**Exercise:**
Could you print every record below exactly as it appears?

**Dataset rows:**
------------
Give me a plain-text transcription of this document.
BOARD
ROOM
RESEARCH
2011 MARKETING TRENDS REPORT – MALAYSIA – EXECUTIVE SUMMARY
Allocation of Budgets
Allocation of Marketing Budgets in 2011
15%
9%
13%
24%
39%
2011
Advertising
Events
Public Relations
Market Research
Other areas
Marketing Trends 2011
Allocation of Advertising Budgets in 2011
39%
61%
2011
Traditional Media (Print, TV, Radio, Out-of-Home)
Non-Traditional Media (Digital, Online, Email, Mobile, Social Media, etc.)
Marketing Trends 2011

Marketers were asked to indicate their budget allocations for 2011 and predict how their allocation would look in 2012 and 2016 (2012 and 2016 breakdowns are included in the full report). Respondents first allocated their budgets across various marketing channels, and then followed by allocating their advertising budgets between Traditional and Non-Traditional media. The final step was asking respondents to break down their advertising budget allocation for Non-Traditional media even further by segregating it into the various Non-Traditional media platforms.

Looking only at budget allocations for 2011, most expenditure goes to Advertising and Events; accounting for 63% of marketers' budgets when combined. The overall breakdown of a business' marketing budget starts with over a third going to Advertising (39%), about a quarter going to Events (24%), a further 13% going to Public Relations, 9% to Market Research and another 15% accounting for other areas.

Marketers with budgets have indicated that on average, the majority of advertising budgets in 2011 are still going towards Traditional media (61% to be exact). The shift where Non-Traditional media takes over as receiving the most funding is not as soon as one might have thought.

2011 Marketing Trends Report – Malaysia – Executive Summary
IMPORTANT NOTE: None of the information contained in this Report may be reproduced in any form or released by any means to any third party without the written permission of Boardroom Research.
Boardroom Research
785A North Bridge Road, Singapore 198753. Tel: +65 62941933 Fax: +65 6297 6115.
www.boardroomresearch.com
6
------------
**Exercise answer:**
Give me a plain-text transcription of this document.
BOARD
ROOM
RESEARCH
2011 MARKETING TRENDS REPORT – MALAYSIA – EXECUTIVE SUMMARY
Allocation of Budgets
Allocation of Marketing Budgets in 2011
15%
9%
13%
24%
39%
2011
Advertising
Events
Public Relations
Market Research
Other areas
Marketing Trends 2011
Allocation of Advertising Budgets in 2011
39%
61%
2011
Traditional Media (Print, TV, Radio, Out-of-Home)
Non-Traditional Media (Digital, Online, Email, Mobile, Social Media, etc.)
Marketing Trends 2011

Marketers were asked to indicate their budget allocations for 2011 and predict how their allocation would look in 2012 and 2016 (2012 and 2016 breakdowns are included in the full report). Respondents first allocated their budgets across various marketing channels, and then followed by allocating their advertising budgets between Traditional and Non-Traditional media. The final step was asking respondents to break down their advertising budget allocation for Non-Traditional media even further by segregating it into the various Non-Traditional media platforms.

Looking only at budget allocations for 2011, most expenditure goes to Advertising and Events; accounting for 63% of marketers' budgets when combined. The overall breakdown of a business' marketing budget starts with over a third going to Advertising (39%), about a quarter going to Events (24%), a further 13% going to Public Relations, 9% to Market Research and another 15% accounting for other areas.

Marketers with budgets have indicated that on average, the majority of advertising budgets in 2011 are still going towards Traditional media (61% to be exact). The shift where Non-Traditional media takes over as receiving the most funding is not as soon as one might have thought.

2011 Marketing Trends Report – Malaysia – Executive Summary
IMPORTANT NOTE: None of the information contained in this Report may be reproduced in any form or released by any means to any third party without the written permission of Boardroom Research.
Boardroom Research
785A North Bridge Road, Singapore 198753. Tel: +65 62941933 Fax: +65 6297 6115.
www.boardroomresearch.com
6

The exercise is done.